▶ Problem statement
Copy each line of the entries that contains the word "this".

▶ Exercise materials
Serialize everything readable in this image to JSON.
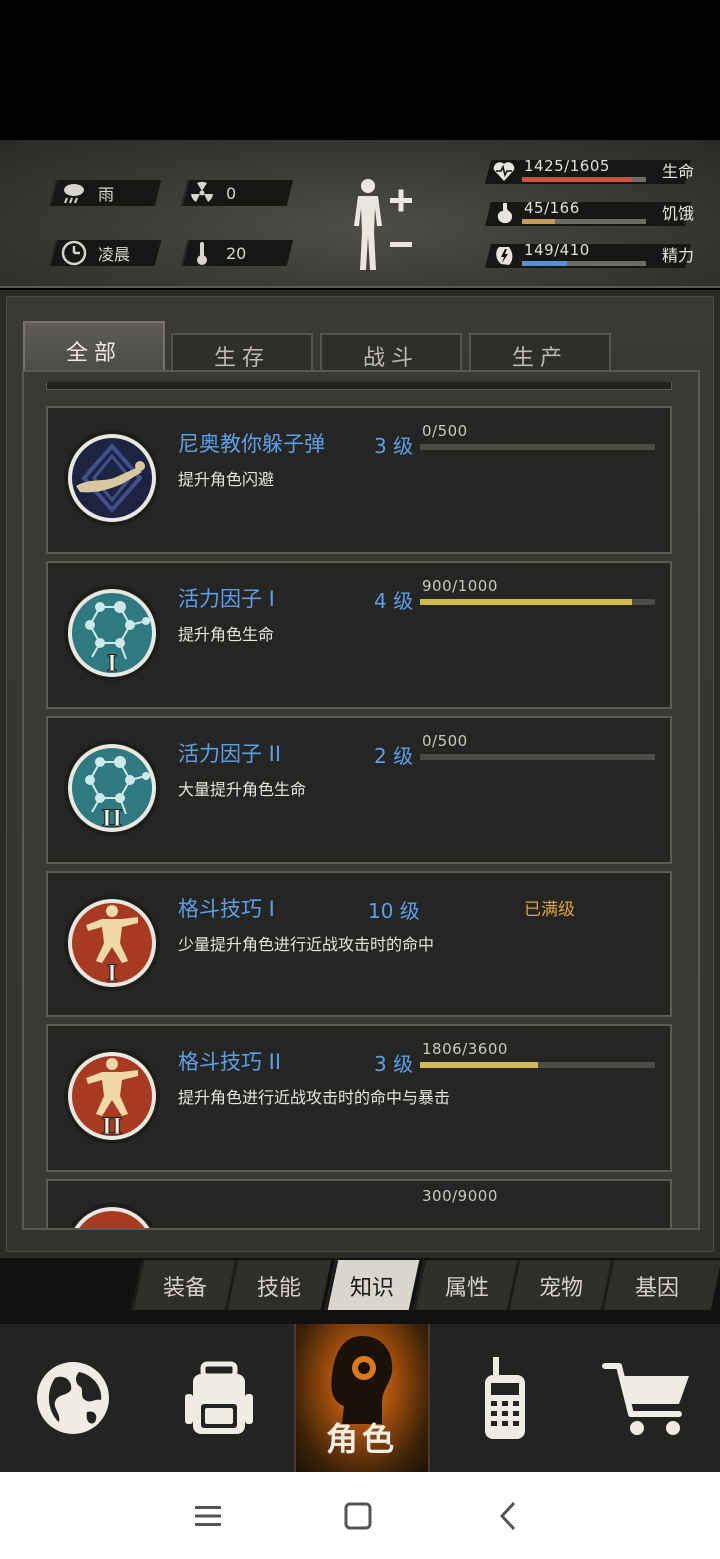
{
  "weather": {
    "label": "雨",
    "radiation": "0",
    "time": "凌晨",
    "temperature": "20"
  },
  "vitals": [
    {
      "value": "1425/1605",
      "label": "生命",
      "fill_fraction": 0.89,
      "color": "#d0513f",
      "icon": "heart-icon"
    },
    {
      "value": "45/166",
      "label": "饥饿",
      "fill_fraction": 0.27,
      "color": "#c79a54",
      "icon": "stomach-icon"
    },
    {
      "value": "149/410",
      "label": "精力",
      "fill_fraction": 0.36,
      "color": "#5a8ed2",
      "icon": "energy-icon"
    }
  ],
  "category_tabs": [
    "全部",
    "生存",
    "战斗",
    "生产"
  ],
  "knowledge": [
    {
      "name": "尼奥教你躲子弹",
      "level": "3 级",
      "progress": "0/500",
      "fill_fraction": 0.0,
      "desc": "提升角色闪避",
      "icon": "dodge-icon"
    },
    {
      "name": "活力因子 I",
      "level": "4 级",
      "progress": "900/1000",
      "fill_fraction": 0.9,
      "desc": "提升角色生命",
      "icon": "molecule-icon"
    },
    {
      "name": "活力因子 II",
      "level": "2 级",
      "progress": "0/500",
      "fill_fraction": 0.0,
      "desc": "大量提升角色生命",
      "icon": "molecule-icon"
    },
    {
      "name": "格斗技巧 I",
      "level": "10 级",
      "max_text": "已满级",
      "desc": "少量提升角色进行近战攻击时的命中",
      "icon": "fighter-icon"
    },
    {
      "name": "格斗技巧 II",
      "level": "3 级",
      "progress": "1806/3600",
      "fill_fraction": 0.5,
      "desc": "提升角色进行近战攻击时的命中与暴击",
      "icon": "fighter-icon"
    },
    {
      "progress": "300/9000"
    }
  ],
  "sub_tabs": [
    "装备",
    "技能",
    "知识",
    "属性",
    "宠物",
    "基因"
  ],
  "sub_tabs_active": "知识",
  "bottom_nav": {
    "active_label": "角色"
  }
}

--

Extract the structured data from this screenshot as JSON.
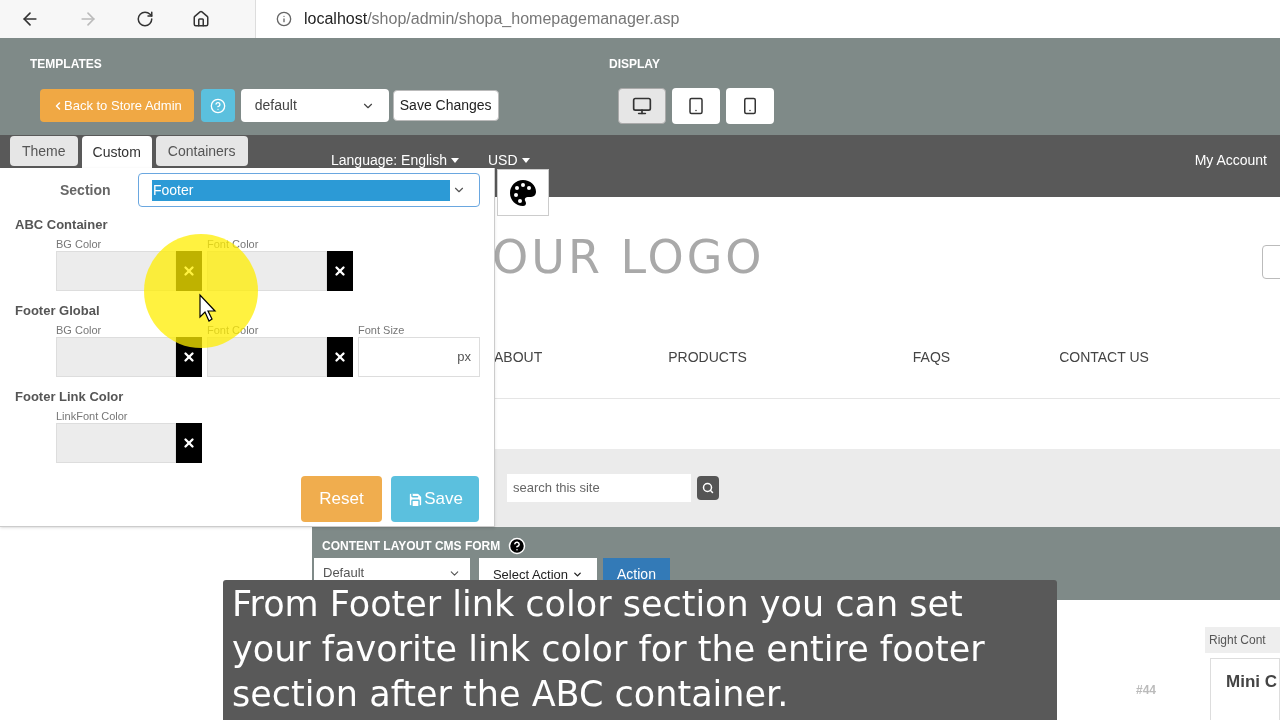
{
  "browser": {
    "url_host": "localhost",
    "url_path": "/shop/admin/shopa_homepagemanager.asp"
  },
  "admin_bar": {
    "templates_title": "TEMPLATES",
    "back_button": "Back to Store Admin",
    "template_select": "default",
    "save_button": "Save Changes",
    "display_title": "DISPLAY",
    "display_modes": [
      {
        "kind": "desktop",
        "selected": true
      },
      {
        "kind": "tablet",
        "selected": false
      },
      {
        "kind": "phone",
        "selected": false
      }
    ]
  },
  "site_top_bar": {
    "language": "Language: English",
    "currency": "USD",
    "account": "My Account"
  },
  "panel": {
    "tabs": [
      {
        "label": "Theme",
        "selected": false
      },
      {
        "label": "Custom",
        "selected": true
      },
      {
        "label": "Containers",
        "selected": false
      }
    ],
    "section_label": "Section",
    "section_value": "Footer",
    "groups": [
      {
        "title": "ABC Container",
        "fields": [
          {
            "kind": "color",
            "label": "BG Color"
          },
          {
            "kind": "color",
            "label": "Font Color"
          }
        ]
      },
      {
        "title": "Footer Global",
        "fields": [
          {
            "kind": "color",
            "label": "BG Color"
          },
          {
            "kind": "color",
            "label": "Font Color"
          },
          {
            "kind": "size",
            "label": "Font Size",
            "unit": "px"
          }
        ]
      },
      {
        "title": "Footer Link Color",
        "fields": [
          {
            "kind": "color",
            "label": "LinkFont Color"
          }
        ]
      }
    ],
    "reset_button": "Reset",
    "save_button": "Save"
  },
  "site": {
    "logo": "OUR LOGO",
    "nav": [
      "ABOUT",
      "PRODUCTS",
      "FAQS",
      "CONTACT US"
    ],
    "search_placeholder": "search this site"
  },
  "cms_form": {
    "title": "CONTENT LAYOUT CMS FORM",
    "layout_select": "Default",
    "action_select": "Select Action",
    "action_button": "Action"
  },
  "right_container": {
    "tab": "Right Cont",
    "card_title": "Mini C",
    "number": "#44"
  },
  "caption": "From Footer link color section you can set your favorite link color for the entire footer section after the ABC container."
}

▶ Output
Serialize everything readable in this image to JSON.
Extract the structured data from this screenshot as JSON.
    "search_placeholder": "search this site"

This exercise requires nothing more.